- Given data:
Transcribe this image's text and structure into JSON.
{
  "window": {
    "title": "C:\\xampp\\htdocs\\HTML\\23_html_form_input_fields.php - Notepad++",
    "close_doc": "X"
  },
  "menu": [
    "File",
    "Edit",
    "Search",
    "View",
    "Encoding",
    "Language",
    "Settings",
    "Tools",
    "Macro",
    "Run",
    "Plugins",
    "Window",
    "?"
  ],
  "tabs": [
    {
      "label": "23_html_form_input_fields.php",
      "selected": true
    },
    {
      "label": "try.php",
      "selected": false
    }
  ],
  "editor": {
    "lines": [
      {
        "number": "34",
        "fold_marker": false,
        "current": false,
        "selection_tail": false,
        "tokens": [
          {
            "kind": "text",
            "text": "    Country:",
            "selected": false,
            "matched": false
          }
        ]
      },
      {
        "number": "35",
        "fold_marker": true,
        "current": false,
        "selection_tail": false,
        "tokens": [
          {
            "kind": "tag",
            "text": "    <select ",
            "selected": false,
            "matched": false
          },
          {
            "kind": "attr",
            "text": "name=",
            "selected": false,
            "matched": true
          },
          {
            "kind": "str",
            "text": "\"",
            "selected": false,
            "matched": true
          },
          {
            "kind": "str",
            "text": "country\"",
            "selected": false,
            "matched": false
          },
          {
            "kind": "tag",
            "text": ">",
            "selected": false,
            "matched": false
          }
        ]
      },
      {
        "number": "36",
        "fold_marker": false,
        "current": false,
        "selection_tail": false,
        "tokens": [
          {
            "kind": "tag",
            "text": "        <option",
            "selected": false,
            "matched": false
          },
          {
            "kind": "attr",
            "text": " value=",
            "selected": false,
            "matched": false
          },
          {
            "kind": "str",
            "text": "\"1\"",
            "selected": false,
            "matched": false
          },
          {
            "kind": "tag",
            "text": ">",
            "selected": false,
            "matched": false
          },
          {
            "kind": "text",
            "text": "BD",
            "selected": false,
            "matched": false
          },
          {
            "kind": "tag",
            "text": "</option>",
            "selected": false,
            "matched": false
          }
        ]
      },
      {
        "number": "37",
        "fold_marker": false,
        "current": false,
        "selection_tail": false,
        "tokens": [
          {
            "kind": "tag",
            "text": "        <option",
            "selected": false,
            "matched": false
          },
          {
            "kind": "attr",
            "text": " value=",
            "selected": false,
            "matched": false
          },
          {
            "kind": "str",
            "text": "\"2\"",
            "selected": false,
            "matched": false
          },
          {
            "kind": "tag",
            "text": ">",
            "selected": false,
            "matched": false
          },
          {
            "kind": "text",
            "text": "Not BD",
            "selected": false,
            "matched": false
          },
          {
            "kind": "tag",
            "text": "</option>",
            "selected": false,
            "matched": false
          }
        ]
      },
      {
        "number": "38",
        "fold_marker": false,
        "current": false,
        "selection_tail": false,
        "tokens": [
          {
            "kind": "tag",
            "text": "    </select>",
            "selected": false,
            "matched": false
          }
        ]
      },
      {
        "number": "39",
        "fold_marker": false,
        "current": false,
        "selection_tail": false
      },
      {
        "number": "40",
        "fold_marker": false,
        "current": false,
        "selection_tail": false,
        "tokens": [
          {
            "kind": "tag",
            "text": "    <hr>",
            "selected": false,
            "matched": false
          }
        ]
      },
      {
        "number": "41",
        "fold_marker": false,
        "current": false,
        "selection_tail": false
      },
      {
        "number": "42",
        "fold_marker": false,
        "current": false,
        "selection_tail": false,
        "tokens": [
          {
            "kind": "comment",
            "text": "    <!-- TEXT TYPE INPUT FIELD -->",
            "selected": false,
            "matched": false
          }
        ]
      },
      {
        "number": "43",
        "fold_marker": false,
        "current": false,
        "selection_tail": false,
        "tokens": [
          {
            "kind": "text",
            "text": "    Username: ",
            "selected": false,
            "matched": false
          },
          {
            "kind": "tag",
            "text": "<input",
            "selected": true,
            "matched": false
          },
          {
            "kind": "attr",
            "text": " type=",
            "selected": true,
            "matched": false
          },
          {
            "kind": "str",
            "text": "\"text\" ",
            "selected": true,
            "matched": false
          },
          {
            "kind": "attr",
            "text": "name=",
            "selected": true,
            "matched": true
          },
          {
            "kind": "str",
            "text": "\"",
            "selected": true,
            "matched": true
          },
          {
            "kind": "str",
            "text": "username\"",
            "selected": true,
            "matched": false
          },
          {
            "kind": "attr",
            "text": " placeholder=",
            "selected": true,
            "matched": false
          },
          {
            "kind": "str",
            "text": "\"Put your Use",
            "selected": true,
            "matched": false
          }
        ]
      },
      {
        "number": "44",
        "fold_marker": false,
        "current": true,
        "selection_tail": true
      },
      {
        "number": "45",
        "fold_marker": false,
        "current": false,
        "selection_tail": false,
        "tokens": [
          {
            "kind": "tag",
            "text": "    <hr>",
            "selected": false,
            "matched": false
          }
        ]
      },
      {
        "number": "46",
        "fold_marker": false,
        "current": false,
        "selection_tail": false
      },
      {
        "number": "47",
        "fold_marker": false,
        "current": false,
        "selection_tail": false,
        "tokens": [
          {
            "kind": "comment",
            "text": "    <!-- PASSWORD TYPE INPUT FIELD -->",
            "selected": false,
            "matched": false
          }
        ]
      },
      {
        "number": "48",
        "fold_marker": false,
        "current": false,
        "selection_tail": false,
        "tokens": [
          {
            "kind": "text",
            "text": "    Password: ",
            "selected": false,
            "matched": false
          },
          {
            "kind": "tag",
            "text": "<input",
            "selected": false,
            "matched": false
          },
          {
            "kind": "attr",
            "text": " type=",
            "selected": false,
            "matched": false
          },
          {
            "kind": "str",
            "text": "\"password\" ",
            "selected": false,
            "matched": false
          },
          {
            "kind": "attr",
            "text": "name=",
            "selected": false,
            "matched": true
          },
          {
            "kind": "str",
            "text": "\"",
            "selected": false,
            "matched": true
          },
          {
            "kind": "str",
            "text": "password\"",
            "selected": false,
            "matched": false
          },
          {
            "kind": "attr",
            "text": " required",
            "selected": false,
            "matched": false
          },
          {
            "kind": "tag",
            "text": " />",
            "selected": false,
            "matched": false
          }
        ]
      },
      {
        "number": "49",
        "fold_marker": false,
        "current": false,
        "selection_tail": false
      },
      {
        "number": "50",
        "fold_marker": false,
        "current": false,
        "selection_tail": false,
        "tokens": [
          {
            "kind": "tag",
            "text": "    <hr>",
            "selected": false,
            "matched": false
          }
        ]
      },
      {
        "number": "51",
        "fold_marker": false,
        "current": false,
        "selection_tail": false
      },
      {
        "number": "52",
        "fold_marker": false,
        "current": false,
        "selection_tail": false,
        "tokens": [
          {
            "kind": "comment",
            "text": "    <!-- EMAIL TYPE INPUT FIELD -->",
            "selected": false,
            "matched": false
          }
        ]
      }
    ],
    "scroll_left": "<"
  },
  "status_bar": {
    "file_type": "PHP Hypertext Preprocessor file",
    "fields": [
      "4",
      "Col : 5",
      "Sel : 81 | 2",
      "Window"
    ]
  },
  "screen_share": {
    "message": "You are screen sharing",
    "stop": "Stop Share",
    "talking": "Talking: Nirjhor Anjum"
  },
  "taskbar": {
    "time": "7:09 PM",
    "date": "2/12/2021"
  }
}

- Written exercise: Provide an exact reproduction of all the entries shown above.

- Reply to the task:
Transcribe this image's text and structure into JSON.
{
  "window": {
    "title": "C:\\xampp\\htdocs\\HTML\\23_html_form_input_fields.php - Notepad++",
    "close_doc": "X"
  },
  "menu": [
    "File",
    "Edit",
    "Search",
    "View",
    "Encoding",
    "Language",
    "Settings",
    "Tools",
    "Macro",
    "Run",
    "Plugins",
    "Window",
    "?"
  ],
  "tabs": [
    {
      "label": "23_html_form_input_fields.php",
      "selected": true
    },
    {
      "label": "try.php",
      "selected": false
    }
  ],
  "editor": {
    "lines": [
      {
        "number": "34",
        "fold_marker": false,
        "current": false,
        "selection_tail": false,
        "tokens": [
          {
            "kind": "text",
            "text": "    Country:",
            "selected": false,
            "matched": false
          }
        ]
      },
      {
        "number": "35",
        "fold_marker": true,
        "current": false,
        "selection_tail": false,
        "tokens": [
          {
            "kind": "tag",
            "text": "    <select ",
            "selected": false,
            "matched": false
          },
          {
            "kind": "attr",
            "text": "name=",
            "selected": false,
            "matched": true
          },
          {
            "kind": "str",
            "text": "\"",
            "selected": false,
            "matched": true
          },
          {
            "kind": "str",
            "text": "country\"",
            "selected": false,
            "matched": false
          },
          {
            "kind": "tag",
            "text": ">",
            "selected": false,
            "matched": false
          }
        ]
      },
      {
        "number": "36",
        "fold_marker": false,
        "current": false,
        "selection_tail": false,
        "tokens": [
          {
            "kind": "tag",
            "text": "        <option",
            "selected": false,
            "matched": false
          },
          {
            "kind": "attr",
            "text": " value=",
            "selected": false,
            "matched": false
          },
          {
            "kind": "str",
            "text": "\"1\"",
            "selected": false,
            "matched": false
          },
          {
            "kind": "tag",
            "text": ">",
            "selected": false,
            "matched": false
          },
          {
            "kind": "text",
            "text": "BD",
            "selected": false,
            "matched": false
          },
          {
            "kind": "tag",
            "text": "</option>",
            "selected": false,
            "matched": false
          }
        ]
      },
      {
        "number": "37",
        "fold_marker": false,
        "current": false,
        "selection_tail": false,
        "tokens": [
          {
            "kind": "tag",
            "text": "        <option",
            "selected": false,
            "matched": false
          },
          {
            "kind": "attr",
            "text": " value=",
            "selected": false,
            "matched": false
          },
          {
            "kind": "str",
            "text": "\"2\"",
            "selected": false,
            "matched": false
          },
          {
            "kind": "tag",
            "text": ">",
            "selected": false,
            "matched": false
          },
          {
            "kind": "text",
            "text": "Not BD",
            "selected": false,
            "matched": false
          },
          {
            "kind": "tag",
            "text": "</option>",
            "selected": false,
            "matched": false
          }
        ]
      },
      {
        "number": "38",
        "fold_marker": false,
        "current": false,
        "selection_tail": false,
        "tokens": [
          {
            "kind": "tag",
            "text": "    </select>",
            "selected": false,
            "matched": false
          }
        ]
      },
      {
        "number": "39",
        "fold_marker": false,
        "current": false,
        "selection_tail": false
      },
      {
        "number": "40",
        "fold_marker": false,
        "current": false,
        "selection_tail": false,
        "tokens": [
          {
            "kind": "tag",
            "text": "    <hr>",
            "selected": false,
            "matched": false
          }
        ]
      },
      {
        "number": "41",
        "fold_marker": false,
        "current": false,
        "selection_tail": false
      },
      {
        "number": "42",
        "fold_marker": false,
        "current": false,
        "selection_tail": false,
        "tokens": [
          {
            "kind": "comment",
            "text": "    <!-- TEXT TYPE INPUT FIELD -->",
            "selected": false,
            "matched": false
          }
        ]
      },
      {
        "number": "43",
        "fold_marker": false,
        "current": false,
        "selection_tail": false,
        "tokens": [
          {
            "kind": "text",
            "text": "    Username: ",
            "selected": false,
            "matched": false
          },
          {
            "kind": "tag",
            "text": "<input",
            "selected": true,
            "matched": false
          },
          {
            "kind": "attr",
            "text": " type=",
            "selected": true,
            "matched": false
          },
          {
            "kind": "str",
            "text": "\"text\" ",
            "selected": true,
            "matched": false
          },
          {
            "kind": "attr",
            "text": "name=",
            "selected": true,
            "matched": true
          },
          {
            "kind": "str",
            "text": "\"",
            "selected": true,
            "matched": true
          },
          {
            "kind": "str",
            "text": "username\"",
            "selected": true,
            "matched": false
          },
          {
            "kind": "attr",
            "text": " placeholder=",
            "selected": true,
            "matched": false
          },
          {
            "kind": "str",
            "text": "\"Put your Use",
            "selected": true,
            "matched": false
          }
        ]
      },
      {
        "number": "44",
        "fold_marker": false,
        "current": true,
        "selection_tail": true
      },
      {
        "number": "45",
        "fold_marker": false,
        "current": false,
        "selection_tail": false,
        "tokens": [
          {
            "kind": "tag",
            "text": "    <hr>",
            "selected": false,
            "matched": false
          }
        ]
      },
      {
        "number": "46",
        "fold_marker": false,
        "current": false,
        "selection_tail": false
      },
      {
        "number": "47",
        "fold_marker": false,
        "current": false,
        "selection_tail": false,
        "tokens": [
          {
            "kind": "comment",
            "text": "    <!-- PASSWORD TYPE INPUT FIELD -->",
            "selected": false,
            "matched": false
          }
        ]
      },
      {
        "number": "48",
        "fold_marker": false,
        "current": false,
        "selection_tail": false,
        "tokens": [
          {
            "kind": "text",
            "text": "    Password: ",
            "selected": false,
            "matched": false
          },
          {
            "kind": "tag",
            "text": "<input",
            "selected": false,
            "matched": false
          },
          {
            "kind": "attr",
            "text": " type=",
            "selected": false,
            "matched": false
          },
          {
            "kind": "str",
            "text": "\"password\" ",
            "selected": false,
            "matched": false
          },
          {
            "kind": "attr",
            "text": "name=",
            "selected": false,
            "matched": true
          },
          {
            "kind": "str",
            "text": "\"",
            "selected": false,
            "matched": true
          },
          {
            "kind": "str",
            "text": "password\"",
            "selected": false,
            "matched": false
          },
          {
            "kind": "attr",
            "text": " required",
            "selected": false,
            "matched": false
          },
          {
            "kind": "tag",
            "text": " />",
            "selected": false,
            "matched": false
          }
        ]
      },
      {
        "number": "49",
        "fold_marker": false,
        "current": false,
        "selection_tail": false
      },
      {
        "number": "50",
        "fold_marker": false,
        "current": false,
        "selection_tail": false,
        "tokens": [
          {
            "kind": "tag",
            "text": "    <hr>",
            "selected": false,
            "matched": false
          }
        ]
      },
      {
        "number": "51",
        "fold_marker": false,
        "current": false,
        "selection_tail": false
      },
      {
        "number": "52",
        "fold_marker": false,
        "current": false,
        "selection_tail": false,
        "tokens": [
          {
            "kind": "comment",
            "text": "    <!-- EMAIL TYPE INPUT FIELD -->",
            "selected": false,
            "matched": false
          }
        ]
      }
    ],
    "scroll_left": "<"
  },
  "status_bar": {
    "file_type": "PHP Hypertext Preprocessor file",
    "fields": [
      "4",
      "Col : 5",
      "Sel : 81 | 2",
      "Window"
    ]
  },
  "screen_share": {
    "message": "You are screen sharing",
    "stop": "Stop Share",
    "talking": "Talking: Nirjhor Anjum"
  },
  "taskbar": {
    "time": "7:09 PM",
    "date": "2/12/2021"
  }
}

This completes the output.